Collect every line that includes the string "durable".

Data excerpts
•••••
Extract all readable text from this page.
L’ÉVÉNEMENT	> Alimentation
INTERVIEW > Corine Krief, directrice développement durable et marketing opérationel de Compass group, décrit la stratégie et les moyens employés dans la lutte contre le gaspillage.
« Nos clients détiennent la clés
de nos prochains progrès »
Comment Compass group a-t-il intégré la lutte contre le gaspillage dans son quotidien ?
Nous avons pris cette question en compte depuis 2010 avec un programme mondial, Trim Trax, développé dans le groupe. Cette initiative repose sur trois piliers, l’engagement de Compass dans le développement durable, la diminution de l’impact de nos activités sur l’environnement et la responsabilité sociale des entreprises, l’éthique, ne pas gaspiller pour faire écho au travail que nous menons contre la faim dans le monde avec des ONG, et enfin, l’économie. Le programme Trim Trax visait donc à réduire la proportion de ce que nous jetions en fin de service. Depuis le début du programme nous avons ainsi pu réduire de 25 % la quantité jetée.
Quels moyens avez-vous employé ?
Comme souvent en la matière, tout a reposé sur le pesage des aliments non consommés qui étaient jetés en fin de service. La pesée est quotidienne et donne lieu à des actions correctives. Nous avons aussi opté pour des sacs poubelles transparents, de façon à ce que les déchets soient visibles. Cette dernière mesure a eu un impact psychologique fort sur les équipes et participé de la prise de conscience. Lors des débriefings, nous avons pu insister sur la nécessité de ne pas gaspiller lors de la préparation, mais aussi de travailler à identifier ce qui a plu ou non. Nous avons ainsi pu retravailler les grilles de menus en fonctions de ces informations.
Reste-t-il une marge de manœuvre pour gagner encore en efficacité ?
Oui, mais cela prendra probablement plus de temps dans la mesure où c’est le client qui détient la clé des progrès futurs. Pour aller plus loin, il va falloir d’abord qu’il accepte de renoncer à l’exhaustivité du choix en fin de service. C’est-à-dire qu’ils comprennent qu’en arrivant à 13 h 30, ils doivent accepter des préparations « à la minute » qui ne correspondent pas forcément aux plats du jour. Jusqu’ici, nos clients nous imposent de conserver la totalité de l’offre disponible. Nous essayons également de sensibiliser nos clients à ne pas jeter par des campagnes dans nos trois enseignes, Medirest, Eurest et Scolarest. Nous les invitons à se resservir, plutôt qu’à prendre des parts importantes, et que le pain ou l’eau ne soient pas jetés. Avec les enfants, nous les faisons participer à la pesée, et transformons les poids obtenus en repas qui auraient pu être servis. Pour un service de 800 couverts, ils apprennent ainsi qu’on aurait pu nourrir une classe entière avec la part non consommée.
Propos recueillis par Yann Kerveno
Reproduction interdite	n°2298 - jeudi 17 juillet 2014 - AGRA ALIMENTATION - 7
•••••
*ANSWER TO THIS TASK*
INTERVIEW > Corine Krief, directrice développement durable et marketing opérationel de Compass group, décrit la stratégie et les moyens employés dans la lutte contre le gaspillage.
Nous avons pris cette question en compte depuis 2010 avec un programme mondial, Trim Trax, développé dans le groupe. Cette initiative repose sur trois piliers, l’engagement de Compass dans le développement durable, la diminution de l’impact de nos activités sur l’environnement et la responsabilité sociale des entreprises, l’éthique, ne pas gaspiller pour faire écho au travail que nous menons contre la faim dans le monde avec des ONG, et enfin, l’économie. Le programme Trim Trax visait donc à réduire la proportion de ce que nous jetions en fin de service. Depuis le début du programme nous avons ainsi pu réduire de 25 % la quantité jetée.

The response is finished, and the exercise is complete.